PROBLEM STATEMENT>
Review the lines that follow and copy each one that contains the word "бібліотек".

DATASET EXTRACT>

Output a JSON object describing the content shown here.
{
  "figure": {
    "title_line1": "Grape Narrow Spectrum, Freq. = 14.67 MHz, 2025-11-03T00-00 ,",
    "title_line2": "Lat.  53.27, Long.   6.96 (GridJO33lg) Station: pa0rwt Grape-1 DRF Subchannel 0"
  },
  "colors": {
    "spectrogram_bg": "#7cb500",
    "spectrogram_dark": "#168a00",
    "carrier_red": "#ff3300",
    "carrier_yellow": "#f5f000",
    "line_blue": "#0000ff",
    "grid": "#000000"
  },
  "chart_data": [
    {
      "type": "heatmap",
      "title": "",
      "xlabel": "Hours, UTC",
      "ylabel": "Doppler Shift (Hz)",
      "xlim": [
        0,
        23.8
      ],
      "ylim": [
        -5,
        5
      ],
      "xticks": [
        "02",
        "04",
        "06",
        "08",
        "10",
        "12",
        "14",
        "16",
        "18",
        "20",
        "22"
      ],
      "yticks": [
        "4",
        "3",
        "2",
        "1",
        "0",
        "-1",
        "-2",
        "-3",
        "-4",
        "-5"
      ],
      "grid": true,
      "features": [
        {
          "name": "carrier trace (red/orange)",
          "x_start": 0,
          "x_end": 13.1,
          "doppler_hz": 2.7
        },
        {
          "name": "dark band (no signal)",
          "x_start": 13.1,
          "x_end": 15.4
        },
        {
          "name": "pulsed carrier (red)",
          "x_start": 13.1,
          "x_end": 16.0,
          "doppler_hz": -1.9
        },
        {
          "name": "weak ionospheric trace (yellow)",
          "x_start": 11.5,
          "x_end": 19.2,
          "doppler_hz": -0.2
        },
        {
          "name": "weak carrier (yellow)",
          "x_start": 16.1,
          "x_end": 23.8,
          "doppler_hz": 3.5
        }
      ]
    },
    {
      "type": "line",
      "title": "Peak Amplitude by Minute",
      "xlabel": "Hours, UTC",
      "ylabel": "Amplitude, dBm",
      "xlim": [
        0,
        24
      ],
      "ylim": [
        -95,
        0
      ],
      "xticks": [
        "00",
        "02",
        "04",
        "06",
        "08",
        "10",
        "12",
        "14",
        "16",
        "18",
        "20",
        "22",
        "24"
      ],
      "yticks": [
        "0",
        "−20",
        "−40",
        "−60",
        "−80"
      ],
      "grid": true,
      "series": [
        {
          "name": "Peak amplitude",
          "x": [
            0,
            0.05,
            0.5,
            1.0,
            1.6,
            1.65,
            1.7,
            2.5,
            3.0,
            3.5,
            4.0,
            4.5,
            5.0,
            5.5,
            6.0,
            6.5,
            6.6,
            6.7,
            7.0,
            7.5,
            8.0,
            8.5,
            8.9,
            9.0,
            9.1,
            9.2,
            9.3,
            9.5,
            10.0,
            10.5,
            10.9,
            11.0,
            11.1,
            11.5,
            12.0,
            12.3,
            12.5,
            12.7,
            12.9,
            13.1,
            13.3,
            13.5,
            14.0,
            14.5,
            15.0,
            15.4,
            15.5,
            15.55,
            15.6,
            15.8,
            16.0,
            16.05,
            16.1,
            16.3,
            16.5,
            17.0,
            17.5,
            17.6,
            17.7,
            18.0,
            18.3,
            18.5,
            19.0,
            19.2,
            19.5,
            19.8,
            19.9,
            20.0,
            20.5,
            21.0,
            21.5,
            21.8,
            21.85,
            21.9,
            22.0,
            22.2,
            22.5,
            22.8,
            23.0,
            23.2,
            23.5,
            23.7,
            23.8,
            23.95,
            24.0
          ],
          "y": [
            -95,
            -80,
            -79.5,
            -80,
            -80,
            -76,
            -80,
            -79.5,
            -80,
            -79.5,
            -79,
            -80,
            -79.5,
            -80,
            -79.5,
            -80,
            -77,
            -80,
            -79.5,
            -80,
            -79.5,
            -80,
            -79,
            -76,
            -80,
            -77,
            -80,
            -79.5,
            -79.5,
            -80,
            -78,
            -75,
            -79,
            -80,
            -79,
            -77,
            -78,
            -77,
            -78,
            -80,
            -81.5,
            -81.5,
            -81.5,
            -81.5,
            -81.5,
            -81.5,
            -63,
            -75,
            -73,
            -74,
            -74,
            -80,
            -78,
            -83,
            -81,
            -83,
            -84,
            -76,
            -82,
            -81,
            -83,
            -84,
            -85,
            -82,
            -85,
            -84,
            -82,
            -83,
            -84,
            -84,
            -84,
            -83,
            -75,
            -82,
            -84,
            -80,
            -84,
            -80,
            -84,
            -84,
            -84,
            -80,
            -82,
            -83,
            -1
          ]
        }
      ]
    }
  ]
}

---

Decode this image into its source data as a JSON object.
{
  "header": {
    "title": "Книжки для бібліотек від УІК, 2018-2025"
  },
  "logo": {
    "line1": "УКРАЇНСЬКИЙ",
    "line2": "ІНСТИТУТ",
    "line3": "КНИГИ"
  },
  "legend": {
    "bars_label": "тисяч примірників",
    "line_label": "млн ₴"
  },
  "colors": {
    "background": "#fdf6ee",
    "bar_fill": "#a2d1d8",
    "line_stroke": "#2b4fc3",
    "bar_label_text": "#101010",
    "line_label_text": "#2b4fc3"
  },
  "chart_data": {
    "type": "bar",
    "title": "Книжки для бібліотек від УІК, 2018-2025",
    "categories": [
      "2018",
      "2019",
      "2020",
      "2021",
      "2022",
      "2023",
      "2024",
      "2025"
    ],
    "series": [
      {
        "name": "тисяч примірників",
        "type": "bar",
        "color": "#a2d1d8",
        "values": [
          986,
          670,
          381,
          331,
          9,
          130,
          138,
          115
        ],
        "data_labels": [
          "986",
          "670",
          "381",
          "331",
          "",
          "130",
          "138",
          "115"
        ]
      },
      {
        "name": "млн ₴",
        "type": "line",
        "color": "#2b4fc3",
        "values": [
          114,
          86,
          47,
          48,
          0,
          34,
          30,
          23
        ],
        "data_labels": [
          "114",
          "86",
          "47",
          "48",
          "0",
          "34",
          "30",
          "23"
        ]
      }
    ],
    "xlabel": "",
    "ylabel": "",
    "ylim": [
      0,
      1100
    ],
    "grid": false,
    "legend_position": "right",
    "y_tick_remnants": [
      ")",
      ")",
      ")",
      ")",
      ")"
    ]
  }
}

WORKED SOLUTION>
    "title": "Книжки для бібліотек від УІК, 2018-2025"
    "title": "Книжки для бібліотек від УІК, 2018-2025",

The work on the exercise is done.